··· SUPPLIED INFORMATION ···

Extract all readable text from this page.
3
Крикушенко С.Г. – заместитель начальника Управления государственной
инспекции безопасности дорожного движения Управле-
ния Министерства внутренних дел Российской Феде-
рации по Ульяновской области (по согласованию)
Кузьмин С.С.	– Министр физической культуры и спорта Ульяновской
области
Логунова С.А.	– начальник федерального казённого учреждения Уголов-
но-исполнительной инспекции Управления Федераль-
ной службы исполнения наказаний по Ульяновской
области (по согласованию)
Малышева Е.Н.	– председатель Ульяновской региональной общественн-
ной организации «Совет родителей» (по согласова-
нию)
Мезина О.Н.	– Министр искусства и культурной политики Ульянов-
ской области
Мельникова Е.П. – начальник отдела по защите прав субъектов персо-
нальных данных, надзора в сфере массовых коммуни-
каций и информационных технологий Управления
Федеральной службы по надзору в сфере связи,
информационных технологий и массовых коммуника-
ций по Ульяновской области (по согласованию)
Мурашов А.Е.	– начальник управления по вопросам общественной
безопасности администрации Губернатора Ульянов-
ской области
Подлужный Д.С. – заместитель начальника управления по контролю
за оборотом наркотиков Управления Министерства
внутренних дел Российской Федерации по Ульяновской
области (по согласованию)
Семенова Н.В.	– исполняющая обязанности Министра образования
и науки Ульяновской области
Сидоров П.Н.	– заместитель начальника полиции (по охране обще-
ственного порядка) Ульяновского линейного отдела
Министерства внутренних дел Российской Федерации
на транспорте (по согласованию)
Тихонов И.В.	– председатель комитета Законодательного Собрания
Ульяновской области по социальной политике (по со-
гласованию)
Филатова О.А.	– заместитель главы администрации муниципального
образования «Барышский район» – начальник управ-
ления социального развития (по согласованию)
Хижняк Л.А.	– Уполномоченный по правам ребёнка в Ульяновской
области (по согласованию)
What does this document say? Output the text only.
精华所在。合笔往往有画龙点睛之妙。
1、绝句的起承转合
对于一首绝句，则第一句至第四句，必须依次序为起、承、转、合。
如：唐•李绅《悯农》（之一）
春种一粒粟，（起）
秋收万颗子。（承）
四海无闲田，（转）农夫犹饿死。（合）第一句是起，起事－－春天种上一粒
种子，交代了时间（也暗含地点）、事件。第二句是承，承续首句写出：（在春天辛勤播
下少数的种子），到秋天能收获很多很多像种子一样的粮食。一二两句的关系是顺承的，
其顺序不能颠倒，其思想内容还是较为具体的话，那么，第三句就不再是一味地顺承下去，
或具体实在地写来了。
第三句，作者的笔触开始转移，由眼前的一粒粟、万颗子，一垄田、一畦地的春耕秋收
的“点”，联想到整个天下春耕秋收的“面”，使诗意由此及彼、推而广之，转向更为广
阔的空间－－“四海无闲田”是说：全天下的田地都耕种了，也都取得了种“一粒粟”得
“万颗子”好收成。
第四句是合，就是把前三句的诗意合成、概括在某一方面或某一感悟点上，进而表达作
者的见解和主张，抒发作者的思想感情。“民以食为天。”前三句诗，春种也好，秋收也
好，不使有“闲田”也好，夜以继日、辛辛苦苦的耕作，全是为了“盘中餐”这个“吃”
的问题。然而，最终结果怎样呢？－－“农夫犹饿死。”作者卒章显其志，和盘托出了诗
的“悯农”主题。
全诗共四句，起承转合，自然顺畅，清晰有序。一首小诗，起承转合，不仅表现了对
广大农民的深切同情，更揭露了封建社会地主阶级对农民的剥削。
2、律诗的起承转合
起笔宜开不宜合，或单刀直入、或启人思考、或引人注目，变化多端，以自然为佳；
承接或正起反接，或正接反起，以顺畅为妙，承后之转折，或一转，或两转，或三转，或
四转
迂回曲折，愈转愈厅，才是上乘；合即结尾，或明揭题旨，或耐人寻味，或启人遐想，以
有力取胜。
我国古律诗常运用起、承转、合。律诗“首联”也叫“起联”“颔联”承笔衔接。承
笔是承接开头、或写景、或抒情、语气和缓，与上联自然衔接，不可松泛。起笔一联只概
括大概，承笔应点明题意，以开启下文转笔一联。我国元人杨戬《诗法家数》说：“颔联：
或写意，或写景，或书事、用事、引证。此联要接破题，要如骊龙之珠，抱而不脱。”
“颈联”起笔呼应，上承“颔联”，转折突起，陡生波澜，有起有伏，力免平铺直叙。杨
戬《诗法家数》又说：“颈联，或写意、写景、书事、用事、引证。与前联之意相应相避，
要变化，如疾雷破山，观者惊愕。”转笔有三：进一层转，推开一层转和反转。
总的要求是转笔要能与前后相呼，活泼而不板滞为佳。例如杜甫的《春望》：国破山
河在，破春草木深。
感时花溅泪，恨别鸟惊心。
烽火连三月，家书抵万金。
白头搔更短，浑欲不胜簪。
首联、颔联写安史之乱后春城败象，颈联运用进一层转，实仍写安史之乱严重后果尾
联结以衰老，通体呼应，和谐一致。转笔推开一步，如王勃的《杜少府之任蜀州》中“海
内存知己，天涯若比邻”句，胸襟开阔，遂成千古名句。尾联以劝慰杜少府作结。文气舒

···

WHAT YOU WILL DO: Which lines include "инспекции"? Copy each of them out.

ANSWER TO THIS TASK:
инспекции безопасности дорожного движения Управле-
но-исполнительной инспекции Управления Федераль-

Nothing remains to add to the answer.